→ Exercise
Extract every line that contains the word "explorer".

→ Data for the task
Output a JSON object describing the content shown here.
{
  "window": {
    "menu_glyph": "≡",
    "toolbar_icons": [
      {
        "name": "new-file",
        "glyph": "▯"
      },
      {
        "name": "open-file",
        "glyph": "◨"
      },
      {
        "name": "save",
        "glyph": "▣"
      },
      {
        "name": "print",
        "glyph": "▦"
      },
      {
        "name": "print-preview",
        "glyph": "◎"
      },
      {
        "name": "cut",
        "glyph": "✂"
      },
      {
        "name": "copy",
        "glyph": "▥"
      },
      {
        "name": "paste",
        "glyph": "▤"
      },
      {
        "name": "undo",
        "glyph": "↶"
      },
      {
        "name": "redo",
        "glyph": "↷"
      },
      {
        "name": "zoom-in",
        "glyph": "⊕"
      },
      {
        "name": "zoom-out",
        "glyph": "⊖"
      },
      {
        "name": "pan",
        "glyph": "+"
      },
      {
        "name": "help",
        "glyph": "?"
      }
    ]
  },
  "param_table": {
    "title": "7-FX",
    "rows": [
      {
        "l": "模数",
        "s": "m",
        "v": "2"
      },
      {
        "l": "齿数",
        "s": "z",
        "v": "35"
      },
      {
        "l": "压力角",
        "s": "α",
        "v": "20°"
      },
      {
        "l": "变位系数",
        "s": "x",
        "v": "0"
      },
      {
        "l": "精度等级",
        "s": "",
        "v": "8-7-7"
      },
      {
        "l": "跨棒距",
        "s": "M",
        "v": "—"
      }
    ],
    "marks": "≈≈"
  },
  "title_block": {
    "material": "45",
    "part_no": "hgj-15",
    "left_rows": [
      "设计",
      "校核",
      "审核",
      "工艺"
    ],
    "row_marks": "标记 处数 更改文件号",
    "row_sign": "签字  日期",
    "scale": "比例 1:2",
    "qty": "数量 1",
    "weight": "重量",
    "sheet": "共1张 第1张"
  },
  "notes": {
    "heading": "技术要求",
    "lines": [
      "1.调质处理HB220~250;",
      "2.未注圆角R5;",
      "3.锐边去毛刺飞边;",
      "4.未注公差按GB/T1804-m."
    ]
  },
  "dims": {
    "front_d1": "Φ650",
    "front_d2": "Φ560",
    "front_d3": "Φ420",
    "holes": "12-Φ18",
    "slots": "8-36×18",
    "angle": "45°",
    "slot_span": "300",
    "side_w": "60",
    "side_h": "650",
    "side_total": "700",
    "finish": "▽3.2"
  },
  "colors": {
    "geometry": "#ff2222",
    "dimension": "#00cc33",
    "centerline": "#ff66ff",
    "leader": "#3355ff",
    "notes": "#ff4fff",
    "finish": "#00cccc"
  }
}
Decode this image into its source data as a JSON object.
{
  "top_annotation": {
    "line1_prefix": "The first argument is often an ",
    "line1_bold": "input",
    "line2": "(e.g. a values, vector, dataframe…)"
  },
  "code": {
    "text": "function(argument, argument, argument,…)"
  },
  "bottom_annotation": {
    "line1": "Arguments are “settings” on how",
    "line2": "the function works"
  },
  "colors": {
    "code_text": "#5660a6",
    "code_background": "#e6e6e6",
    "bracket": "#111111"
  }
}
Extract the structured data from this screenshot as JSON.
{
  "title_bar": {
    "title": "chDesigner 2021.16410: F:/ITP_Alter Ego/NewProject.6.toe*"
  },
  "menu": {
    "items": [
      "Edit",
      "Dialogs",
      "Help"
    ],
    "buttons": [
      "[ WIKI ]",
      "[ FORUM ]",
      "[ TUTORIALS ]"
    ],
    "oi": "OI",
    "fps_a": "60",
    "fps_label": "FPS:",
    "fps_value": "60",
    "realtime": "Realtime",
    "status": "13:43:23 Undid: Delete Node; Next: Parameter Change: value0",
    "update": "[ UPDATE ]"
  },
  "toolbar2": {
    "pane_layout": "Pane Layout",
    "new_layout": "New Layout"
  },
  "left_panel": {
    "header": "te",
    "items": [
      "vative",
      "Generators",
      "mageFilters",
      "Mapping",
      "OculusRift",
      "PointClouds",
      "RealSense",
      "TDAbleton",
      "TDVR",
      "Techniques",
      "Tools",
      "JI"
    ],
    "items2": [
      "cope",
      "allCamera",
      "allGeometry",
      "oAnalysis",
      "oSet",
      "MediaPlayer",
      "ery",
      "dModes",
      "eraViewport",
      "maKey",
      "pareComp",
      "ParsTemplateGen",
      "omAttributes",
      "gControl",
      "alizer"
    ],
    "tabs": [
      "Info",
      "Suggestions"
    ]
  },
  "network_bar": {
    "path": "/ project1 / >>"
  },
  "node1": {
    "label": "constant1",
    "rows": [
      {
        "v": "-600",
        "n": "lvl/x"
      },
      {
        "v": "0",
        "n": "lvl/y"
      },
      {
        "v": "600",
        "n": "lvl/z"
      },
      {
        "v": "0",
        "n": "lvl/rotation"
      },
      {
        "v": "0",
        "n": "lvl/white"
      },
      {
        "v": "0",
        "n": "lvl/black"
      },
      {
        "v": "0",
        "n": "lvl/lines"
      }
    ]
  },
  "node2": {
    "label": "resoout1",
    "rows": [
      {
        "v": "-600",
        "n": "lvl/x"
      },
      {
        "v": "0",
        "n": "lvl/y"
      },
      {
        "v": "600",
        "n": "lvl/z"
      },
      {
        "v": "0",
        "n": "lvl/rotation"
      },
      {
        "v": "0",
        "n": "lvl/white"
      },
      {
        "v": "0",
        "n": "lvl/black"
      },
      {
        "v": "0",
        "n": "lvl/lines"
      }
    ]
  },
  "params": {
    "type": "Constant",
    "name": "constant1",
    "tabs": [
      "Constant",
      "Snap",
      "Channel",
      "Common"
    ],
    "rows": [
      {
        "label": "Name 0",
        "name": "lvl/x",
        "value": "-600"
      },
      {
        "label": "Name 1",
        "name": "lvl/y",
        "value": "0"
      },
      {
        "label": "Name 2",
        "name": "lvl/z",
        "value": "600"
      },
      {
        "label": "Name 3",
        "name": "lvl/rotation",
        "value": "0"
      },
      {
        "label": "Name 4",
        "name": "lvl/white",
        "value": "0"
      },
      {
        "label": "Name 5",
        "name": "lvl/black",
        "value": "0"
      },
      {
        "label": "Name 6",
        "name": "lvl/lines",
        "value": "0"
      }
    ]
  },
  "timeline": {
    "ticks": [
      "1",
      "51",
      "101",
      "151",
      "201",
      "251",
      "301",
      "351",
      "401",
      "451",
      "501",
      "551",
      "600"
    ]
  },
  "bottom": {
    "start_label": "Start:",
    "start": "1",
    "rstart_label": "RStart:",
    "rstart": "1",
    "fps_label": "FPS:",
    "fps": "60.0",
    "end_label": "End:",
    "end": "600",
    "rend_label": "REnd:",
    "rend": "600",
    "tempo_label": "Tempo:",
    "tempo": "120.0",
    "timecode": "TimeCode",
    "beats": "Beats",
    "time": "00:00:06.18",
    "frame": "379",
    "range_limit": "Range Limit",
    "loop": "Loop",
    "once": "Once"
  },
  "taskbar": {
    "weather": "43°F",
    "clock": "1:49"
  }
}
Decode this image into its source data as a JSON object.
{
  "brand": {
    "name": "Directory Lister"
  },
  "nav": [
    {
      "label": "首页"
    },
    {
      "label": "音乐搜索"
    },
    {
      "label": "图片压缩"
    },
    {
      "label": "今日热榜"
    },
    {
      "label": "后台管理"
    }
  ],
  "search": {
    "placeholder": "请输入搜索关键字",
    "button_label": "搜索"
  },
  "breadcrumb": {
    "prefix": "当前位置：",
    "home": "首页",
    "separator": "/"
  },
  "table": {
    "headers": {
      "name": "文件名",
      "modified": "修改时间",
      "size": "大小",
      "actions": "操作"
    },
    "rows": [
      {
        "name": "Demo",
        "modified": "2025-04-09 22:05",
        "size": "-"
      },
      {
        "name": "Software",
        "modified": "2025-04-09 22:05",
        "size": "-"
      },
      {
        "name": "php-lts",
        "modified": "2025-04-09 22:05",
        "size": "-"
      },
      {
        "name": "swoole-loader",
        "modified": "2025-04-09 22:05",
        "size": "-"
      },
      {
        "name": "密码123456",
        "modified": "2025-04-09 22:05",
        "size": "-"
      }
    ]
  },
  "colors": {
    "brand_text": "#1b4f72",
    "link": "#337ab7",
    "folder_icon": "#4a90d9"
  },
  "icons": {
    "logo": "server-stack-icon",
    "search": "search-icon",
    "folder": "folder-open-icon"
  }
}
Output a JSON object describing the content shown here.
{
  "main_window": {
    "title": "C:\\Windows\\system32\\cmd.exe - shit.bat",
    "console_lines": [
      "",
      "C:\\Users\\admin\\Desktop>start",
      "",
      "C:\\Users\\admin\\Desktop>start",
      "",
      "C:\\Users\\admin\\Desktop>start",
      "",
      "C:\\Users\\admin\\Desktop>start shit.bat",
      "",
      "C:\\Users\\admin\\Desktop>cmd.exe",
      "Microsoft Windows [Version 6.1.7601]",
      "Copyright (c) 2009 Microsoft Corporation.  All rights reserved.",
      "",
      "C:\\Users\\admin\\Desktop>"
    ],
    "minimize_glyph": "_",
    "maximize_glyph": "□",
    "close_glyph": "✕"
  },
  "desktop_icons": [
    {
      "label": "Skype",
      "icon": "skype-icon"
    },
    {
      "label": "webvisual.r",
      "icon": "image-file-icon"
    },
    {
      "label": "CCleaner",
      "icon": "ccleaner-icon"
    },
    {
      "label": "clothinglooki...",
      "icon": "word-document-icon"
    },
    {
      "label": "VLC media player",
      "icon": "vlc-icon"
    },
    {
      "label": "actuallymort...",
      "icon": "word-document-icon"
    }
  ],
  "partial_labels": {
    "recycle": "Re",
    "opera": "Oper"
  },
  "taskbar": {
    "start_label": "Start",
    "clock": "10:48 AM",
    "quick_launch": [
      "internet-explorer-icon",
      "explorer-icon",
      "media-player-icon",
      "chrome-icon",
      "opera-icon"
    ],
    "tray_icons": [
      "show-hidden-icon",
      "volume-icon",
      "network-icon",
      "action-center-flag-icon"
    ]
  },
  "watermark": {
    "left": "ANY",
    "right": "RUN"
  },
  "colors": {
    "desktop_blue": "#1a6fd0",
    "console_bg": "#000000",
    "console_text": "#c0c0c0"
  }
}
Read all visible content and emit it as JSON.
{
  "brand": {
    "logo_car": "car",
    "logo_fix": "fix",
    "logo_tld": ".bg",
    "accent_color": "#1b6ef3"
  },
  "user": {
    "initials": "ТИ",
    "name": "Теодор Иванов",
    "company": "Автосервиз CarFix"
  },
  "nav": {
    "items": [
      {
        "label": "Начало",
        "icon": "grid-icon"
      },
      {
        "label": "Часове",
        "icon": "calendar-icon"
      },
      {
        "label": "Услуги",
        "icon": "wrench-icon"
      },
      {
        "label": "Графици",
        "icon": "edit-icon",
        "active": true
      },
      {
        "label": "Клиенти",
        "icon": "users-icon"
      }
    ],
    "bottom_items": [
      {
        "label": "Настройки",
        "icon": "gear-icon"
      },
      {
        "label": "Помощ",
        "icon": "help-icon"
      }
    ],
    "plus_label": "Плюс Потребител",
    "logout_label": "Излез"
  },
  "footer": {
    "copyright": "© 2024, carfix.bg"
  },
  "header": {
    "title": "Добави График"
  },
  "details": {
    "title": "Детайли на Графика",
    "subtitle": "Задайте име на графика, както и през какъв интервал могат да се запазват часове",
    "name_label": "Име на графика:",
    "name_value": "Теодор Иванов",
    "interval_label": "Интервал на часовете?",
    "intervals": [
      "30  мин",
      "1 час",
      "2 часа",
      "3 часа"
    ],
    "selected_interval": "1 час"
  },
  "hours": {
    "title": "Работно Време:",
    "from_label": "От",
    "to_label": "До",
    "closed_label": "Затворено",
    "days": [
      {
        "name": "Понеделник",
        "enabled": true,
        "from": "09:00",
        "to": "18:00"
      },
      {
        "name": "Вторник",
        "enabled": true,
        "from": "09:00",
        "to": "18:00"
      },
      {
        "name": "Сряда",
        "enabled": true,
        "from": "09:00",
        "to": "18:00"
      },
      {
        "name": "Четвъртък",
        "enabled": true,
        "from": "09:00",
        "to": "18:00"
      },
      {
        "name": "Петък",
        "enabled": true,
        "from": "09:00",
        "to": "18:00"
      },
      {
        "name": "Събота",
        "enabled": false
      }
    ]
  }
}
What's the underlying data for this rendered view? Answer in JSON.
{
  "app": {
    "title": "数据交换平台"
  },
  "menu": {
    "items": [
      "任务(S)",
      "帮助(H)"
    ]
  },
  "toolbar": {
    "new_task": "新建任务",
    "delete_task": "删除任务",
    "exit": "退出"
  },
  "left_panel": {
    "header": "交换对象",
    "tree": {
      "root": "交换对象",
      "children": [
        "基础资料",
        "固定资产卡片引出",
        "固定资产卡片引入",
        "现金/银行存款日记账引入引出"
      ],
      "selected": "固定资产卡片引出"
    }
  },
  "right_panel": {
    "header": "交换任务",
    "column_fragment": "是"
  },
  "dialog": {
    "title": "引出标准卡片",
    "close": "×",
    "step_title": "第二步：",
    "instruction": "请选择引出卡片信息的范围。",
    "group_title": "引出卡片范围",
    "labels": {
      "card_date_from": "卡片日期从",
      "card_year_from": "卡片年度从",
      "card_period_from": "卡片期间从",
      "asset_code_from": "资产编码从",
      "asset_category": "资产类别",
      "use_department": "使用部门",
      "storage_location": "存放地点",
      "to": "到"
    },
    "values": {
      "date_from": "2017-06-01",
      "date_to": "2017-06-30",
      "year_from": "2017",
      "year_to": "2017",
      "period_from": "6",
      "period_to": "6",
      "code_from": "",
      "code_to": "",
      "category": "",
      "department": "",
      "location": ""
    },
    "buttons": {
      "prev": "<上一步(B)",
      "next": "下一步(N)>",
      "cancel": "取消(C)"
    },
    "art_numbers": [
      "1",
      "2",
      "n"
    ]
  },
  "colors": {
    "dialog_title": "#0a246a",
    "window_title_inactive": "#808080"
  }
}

→ The output
      "internet-explorer-icon",
      "explorer-icon",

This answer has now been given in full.